Un aspirante a narrador, que debía tener oído, vista y memoria refinadas, perseguía a un Maestro, al que le copiaba desde el repertorio hasta los gestos, para luego intentar ser admitido en su círculo y exprimirle hasta la última gota de sabia. Una vez finalizado el tiempo de convivencia, el iniciado se lanzaba a la plaza pública intentando encontrar el verdadero pulso de su palabra y gestos, o el de sus contertulios, ansiosos y fascinados consumidores de mentiras.

######

• [Enunciado a] Imprima sin ninguna modificación las líneas de los registros que van desde la que contiene "x-tick-label: 01:30 [565, 489, 593, 501]" hasta la que contiene "ip-label: IP [55, 127, 67, 141]", ambas incluidas.

######

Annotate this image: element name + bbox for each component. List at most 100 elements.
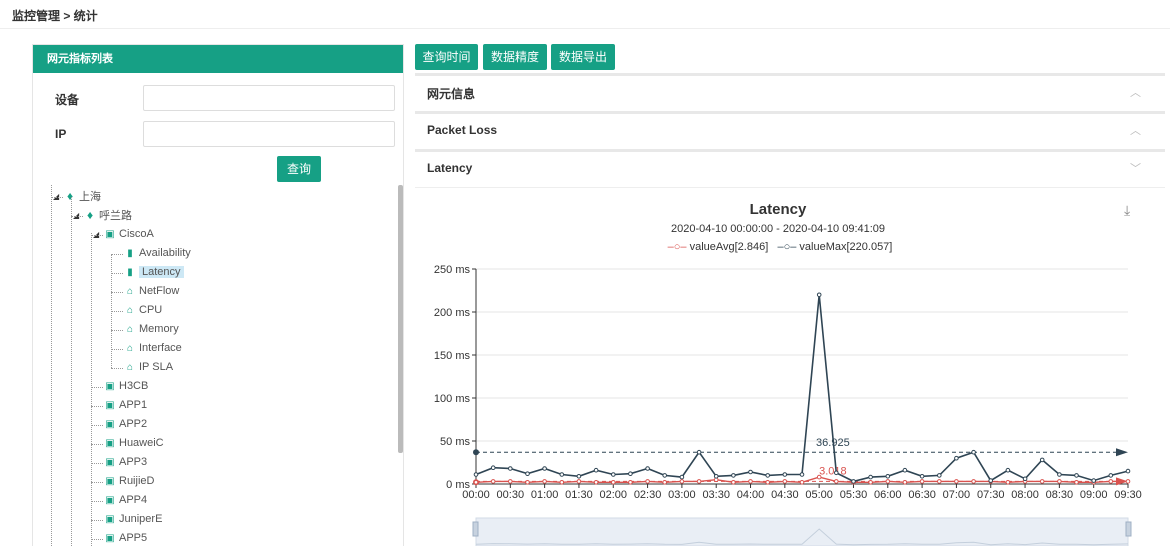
x-tick-label: 01:30 [565, 489, 593, 501]
tree-scrollbar[interactable] [398, 185, 403, 453]
tree-node[interactable]: ▣ APP2 [105, 415, 147, 434]
markline-label: 36.925 [816, 437, 850, 449]
tree-connector [51, 197, 63, 198]
data-point [559, 480, 565, 485]
ip-label: IP [55, 127, 67, 141]
device-icon: ▣ [105, 419, 115, 430]
accordion-ne-info[interactable]: 网元信息 ︿ [415, 73, 1165, 109]
x-tick-label: 03:00 [668, 489, 696, 501]
x-tick-label: 02:00 [599, 489, 627, 501]
chevron-up-icon[interactable]: ︿ [1130, 122, 1141, 138]
data-point [1074, 473, 1079, 478]
data-point [731, 480, 736, 485]
tree-node[interactable]: ▣ HuaweiC [105, 434, 163, 453]
data-point [971, 479, 976, 484]
tree-node[interactable]: ⌂ Interface [125, 339, 182, 358]
device-icon: ▣ [105, 381, 115, 392]
data-point [645, 466, 650, 471]
data-point [868, 474, 873, 480]
x-tick-label: 07:30 [977, 489, 1005, 501]
tree-node-label: CiscoA [119, 228, 154, 240]
data-export-button[interactable]: 数据导出 [551, 44, 615, 70]
data-point [662, 473, 667, 478]
chevron-down-icon[interactable]: ﹀ [1130, 160, 1141, 176]
chart-legend: –○– valueAvg[2.846] –○– valueMax[220.057… [650, 241, 910, 253]
tree-node-label: APP4 [119, 494, 148, 506]
tree-node[interactable]: ◢ ▣ CiscoA [93, 225, 154, 244]
tree-node[interactable]: ▣ APP4 [105, 491, 147, 510]
data-point [593, 480, 599, 485]
ip-row: IP [33, 121, 403, 147]
tree-node[interactable]: ⌂ CPU [125, 301, 162, 320]
data-point [919, 479, 925, 484]
data-point [508, 466, 513, 471]
zoom-handle-right [1125, 521, 1132, 537]
data-point [731, 473, 736, 478]
data-point [748, 469, 753, 475]
breadcrumb-divider [0, 28, 1170, 29]
legend-item-avg[interactable]: –○– valueAvg[2.846] [668, 241, 769, 253]
tree-node[interactable]: ◢ ♦ 呼兰路 [73, 206, 132, 225]
download-icon[interactable]: ⤓ [1124, 202, 1130, 219]
tree-connector [111, 330, 123, 331]
y-tick-label: 150 ms [434, 350, 471, 362]
legend-max-label: valueMax[220.057] [799, 241, 893, 253]
data-point [1108, 479, 1114, 484]
ip-input[interactable] [143, 121, 395, 147]
tree-node[interactable]: ▮ Latency [125, 263, 184, 282]
tree-node-label: Memory [139, 323, 179, 335]
data-point [1057, 472, 1062, 477]
data-point [954, 455, 959, 461]
tree-node-label: APP1 [119, 399, 148, 411]
data-point [1108, 473, 1114, 478]
device-icon: ▣ [105, 514, 115, 525]
x-tick-label: 08:30 [1046, 489, 1074, 501]
data-precision-button[interactable]: 数据精度 [483, 44, 547, 70]
tree-node-label: Availability [139, 247, 191, 259]
query-button[interactable]: 查询 [277, 156, 321, 182]
home-icon: ⌂ [126, 362, 134, 373]
data-point [937, 473, 942, 478]
tree-node-label: APP2 [119, 418, 148, 430]
tree-node[interactable]: ▣ JuniperE [105, 510, 162, 529]
tree-connector [111, 368, 123, 369]
device-input[interactable] [143, 85, 395, 111]
tree-node[interactable]: ▣ H3CB [105, 377, 148, 396]
tree-node[interactable]: ⌂ Memory [125, 320, 179, 339]
data-point [799, 480, 805, 485]
data-point [834, 470, 839, 476]
chevron-up-icon[interactable]: ︿ [1130, 84, 1141, 100]
tree-node-label: Interface [139, 342, 182, 354]
tree-connector [91, 520, 103, 521]
accordion-ne-info-title: 网元信息 [427, 87, 476, 101]
tree-connector [91, 387, 103, 388]
data-point [628, 471, 633, 476]
data-point [1091, 478, 1097, 483]
tree-node[interactable]: ▣ APP3 [105, 453, 147, 472]
data-point [696, 479, 702, 484]
data-point [628, 480, 633, 485]
legend-max-symbol: –○– [777, 241, 797, 253]
data-point [679, 479, 685, 484]
tree-node[interactable]: ▣ APP1 [105, 396, 147, 415]
accordion-packet-loss[interactable]: Packet Loss ︿ [415, 111, 1165, 147]
device-icon: ▣ [105, 533, 115, 544]
tree-node[interactable]: ▮ Availability [125, 244, 191, 263]
accordion-latency[interactable]: Latency ﹀ [415, 149, 1165, 185]
data-point [1005, 480, 1011, 485]
tree-connector [91, 425, 103, 426]
data-point [851, 479, 856, 484]
legend-item-max[interactable]: –○– valueMax[220.057] [777, 241, 892, 253]
accordion-latency-title: Latency [427, 161, 473, 175]
data-point [713, 474, 719, 479]
tree-node[interactable]: ▣ APP5 [105, 529, 147, 546]
element-metric-panel: 网元指标列表 设备 IP 查询 ◢ ♦ 上海 ◢ ♦ 呼兰路 ◢ ▣ CiscoA ▮ Availa… [32, 44, 404, 546]
data-point [782, 472, 788, 477]
tree-node[interactable]: ⌂ IP SLA [125, 358, 173, 377]
tree-connector [91, 539, 103, 540]
tree-node[interactable]: ▣ RuijieD [105, 472, 154, 491]
tree-node[interactable]: ⌂ NetFlow [125, 282, 179, 301]
x-tick-label: 02:30 [634, 489, 662, 501]
device-icon: ▣ [105, 457, 115, 468]
query-time-button[interactable]: 查询时间 [415, 44, 478, 70]
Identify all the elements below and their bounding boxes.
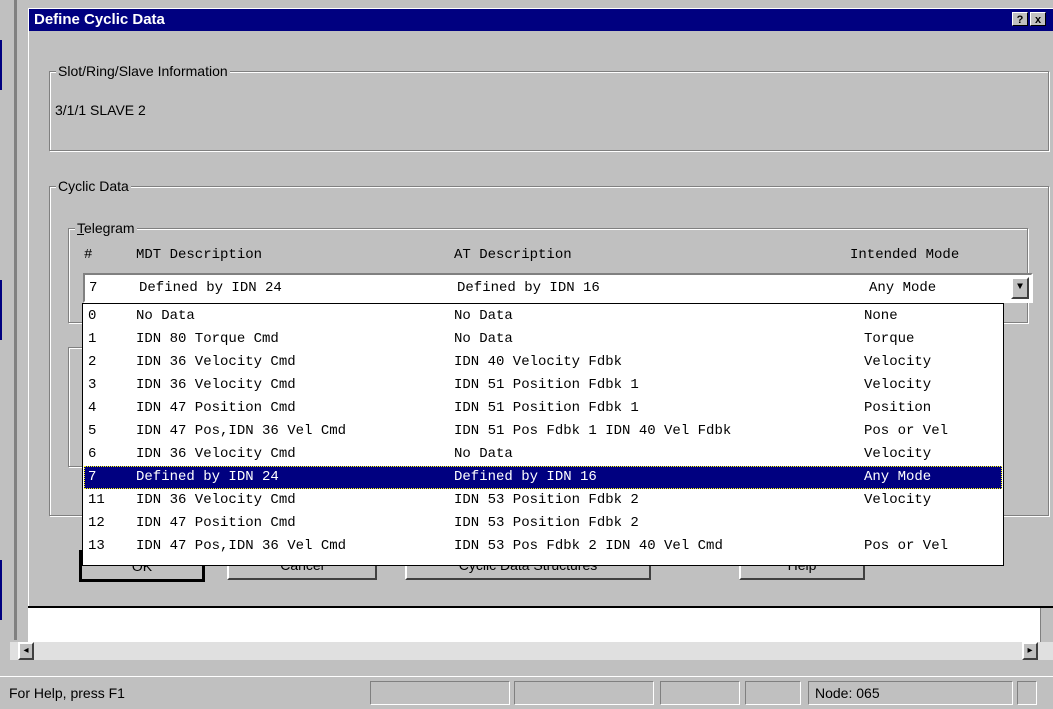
- option-mode: None: [864, 308, 898, 324]
- option-mode: Torque: [864, 331, 915, 347]
- header-at: AT Description: [454, 247, 572, 263]
- option-mode: Pos or Vel: [864, 423, 949, 439]
- dropdown-option-5[interactable]: 5 IDN 47 Pos,IDN 36 Vel Cmd IDN 51 Pos Fdb…: [84, 420, 1002, 443]
- option-at: IDN 53 Position Fdbk 2: [454, 492, 639, 508]
- option-at: IDN 40 Velocity Fdbk: [454, 354, 623, 370]
- telegram-label: Telegram: [75, 220, 137, 236]
- scroll-left-icon[interactable]: ◂: [18, 642, 34, 660]
- option-mdt: IDN 36 Velocity Cmd: [136, 377, 296, 393]
- status-panel-5: [1017, 681, 1037, 705]
- scroll-right-icon[interactable]: ▸: [1022, 642, 1038, 660]
- option-num: 5: [88, 423, 97, 439]
- dropdown-arrow-icon[interactable]: ▼: [1011, 277, 1029, 299]
- combo-mode: Any Mode: [869, 280, 937, 296]
- header-mdt: MDT Description: [136, 247, 263, 263]
- option-mode: Velocity: [864, 446, 932, 462]
- telegram-dropdown-list[interactable]: 0 No Data No Data None 1 IDN 80 Torque Cmd No …: [82, 303, 1004, 566]
- option-mode: Any Mode: [864, 469, 932, 485]
- option-num: 3: [88, 377, 97, 393]
- option-at: Defined by IDN 16: [454, 469, 597, 485]
- option-num: 0: [88, 308, 97, 324]
- option-mdt: IDN 80 Torque Cmd: [136, 331, 279, 347]
- header-num: #: [84, 247, 93, 263]
- option-at: No Data: [454, 446, 513, 462]
- dropdown-option-7[interactable]: 7 Defined by IDN 24 Defined by IDN 16 Any M…: [84, 466, 1002, 489]
- dropdown-option-11[interactable]: 11 IDN 36 Velocity Cmd IDN 53 Position Fdb…: [84, 489, 1002, 512]
- option-num: 2: [88, 354, 97, 370]
- option-num: 12: [88, 515, 105, 531]
- status-panel-1: [370, 681, 510, 705]
- combo-num: 7: [89, 280, 98, 296]
- option-num: 4: [88, 400, 97, 416]
- option-mdt: IDN 47 Pos,IDN 36 Vel Cmd: [136, 538, 347, 554]
- slot-info-value: 3/1/1 SLAVE 2: [55, 102, 146, 118]
- option-num: 1: [88, 331, 97, 347]
- option-at: IDN 51 Position Fdbk 1: [454, 400, 639, 416]
- option-mode: Position: [864, 400, 932, 416]
- vertical-scrollbar[interactable]: [1040, 608, 1053, 642]
- dropdown-option-4[interactable]: 4 IDN 47 Position Cmd IDN 51 Position Fdbk…: [84, 397, 1002, 420]
- option-mdt: IDN 36 Velocity Cmd: [136, 446, 296, 462]
- option-mdt: IDN 47 Pos,IDN 36 Vel Cmd: [136, 423, 347, 439]
- option-at: IDN 53 Pos Fdbk 2 IDN 40 Vel Cmd: [454, 538, 723, 554]
- dropdown-option-1[interactable]: 1 IDN 80 Torque Cmd No Data Torque: [84, 328, 1002, 351]
- slot-info-label: Slot/Ring/Slave Information: [56, 63, 230, 79]
- combo-at: Defined by IDN 16: [457, 280, 600, 296]
- dropdown-option-13[interactable]: 13 IDN 47 Pos,IDN 36 Vel Cmd IDN 53 Pos Fd…: [84, 535, 1002, 558]
- background-window-edge: [0, 0, 28, 640]
- option-mdt: IDN 36 Velocity Cmd: [136, 492, 296, 508]
- option-num: 7: [88, 469, 97, 485]
- close-button[interactable]: x: [1030, 12, 1046, 26]
- option-num: 11: [88, 492, 105, 508]
- option-at: IDN 51 Pos Fdbk 1 IDN 40 Vel Fdbk: [454, 423, 732, 439]
- dialog-title: Define Cyclic Data: [34, 11, 165, 28]
- slot-info-group: Slot/Ring/Slave Information 3/1/1 SLAVE …: [49, 63, 1049, 151]
- option-num: 6: [88, 446, 97, 462]
- option-mdt: Defined by IDN 24: [136, 469, 279, 485]
- option-at: No Data: [454, 331, 513, 347]
- option-mdt: IDN 36 Velocity Cmd: [136, 354, 296, 370]
- option-mode: Velocity: [864, 354, 932, 370]
- dropdown-option-12[interactable]: 12 IDN 47 Position Cmd IDN 53 Position Fdb…: [84, 512, 1002, 535]
- status-help-text: For Help, press F1: [2, 681, 364, 705]
- status-panel-3: [660, 681, 740, 705]
- background-content-area: [28, 608, 1040, 642]
- option-mode: Velocity: [864, 492, 932, 508]
- option-num: 13: [88, 538, 105, 554]
- header-mode: Intended Mode: [850, 247, 960, 263]
- dropdown-option-3[interactable]: 3 IDN 36 Velocity Cmd IDN 51 Position Fdbk…: [84, 374, 1002, 397]
- status-panel-2: [514, 681, 654, 705]
- dropdown-option-0[interactable]: 0 No Data No Data None: [84, 305, 1002, 328]
- dropdown-option-2[interactable]: 2 IDN 36 Velocity Cmd IDN 40 Velocity Fdbk…: [84, 351, 1002, 374]
- dialog-title-bar: Define Cyclic Data ? x: [29, 9, 1053, 31]
- option-mode: Pos or Vel: [864, 538, 949, 554]
- option-at: No Data: [454, 308, 513, 324]
- help-title-button[interactable]: ?: [1012, 12, 1028, 26]
- option-at: IDN 51 Position Fdbk 1: [454, 377, 639, 393]
- option-mdt: IDN 47 Position Cmd: [136, 515, 296, 531]
- cyclic-data-label: Cyclic Data: [56, 178, 131, 194]
- telegram-combobox[interactable]: 7 Defined by IDN 24 Defined by IDN 16 An…: [83, 273, 1033, 303]
- telegram-header-row: # MDT Description AT Description Intende…: [84, 247, 1034, 267]
- option-mdt: No Data: [136, 308, 195, 324]
- horizontal-scrollbar[interactable]: ◂ ▸: [10, 642, 1053, 660]
- option-mdt: IDN 47 Position Cmd: [136, 400, 296, 416]
- status-bar: For Help, press F1 Node: 065: [0, 676, 1053, 709]
- dropdown-option-6[interactable]: 6 IDN 36 Velocity Cmd No Data Velocity: [84, 443, 1002, 466]
- status-panel-4: [745, 681, 801, 705]
- option-at: IDN 53 Position Fdbk 2: [454, 515, 639, 531]
- option-mode: Velocity: [864, 377, 932, 393]
- status-node: Node: 065: [808, 681, 1013, 705]
- combo-mdt: Defined by IDN 24: [139, 280, 282, 296]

######

• [Enunciado b] Reproduzca textualmente la parte del fragmento sobre el aspirante a narrador que va desde "Un aspirante a" hasta "consumidores de mentiras.".

• [Respuesta correcta a]
x-tick-label: 01:30 [565, 489, 593, 501]
tree-scrollbar[interactable] [398, 185, 403, 453]
tree-node[interactable]: ▣ APP2 [105, 415, 147, 434]
markline-label: 36.925 [816, 437, 850, 449]
tree-connector [51, 197, 63, 198]
data-point [559, 480, 565, 485]
ip-label: IP [55, 127, 67, 141]

• [Respuesta correcta b]
Un aspirante a narrador, que debía tener oído, vista y memoria refinadas, perseguía a un Maestro, al que le copiaba desde el repertorio hasta los gestos, para luego intentar ser admitido en su círculo y exprimirle hasta la última gota de sabia. Una vez finalizado el tiempo de convivencia, el iniciado se lanzaba a la plaza pública intentando encontrar el verdadero pulso de su palabra y gestos, o el de sus contertulios, ansiosos y fascinados consumidores de mentiras.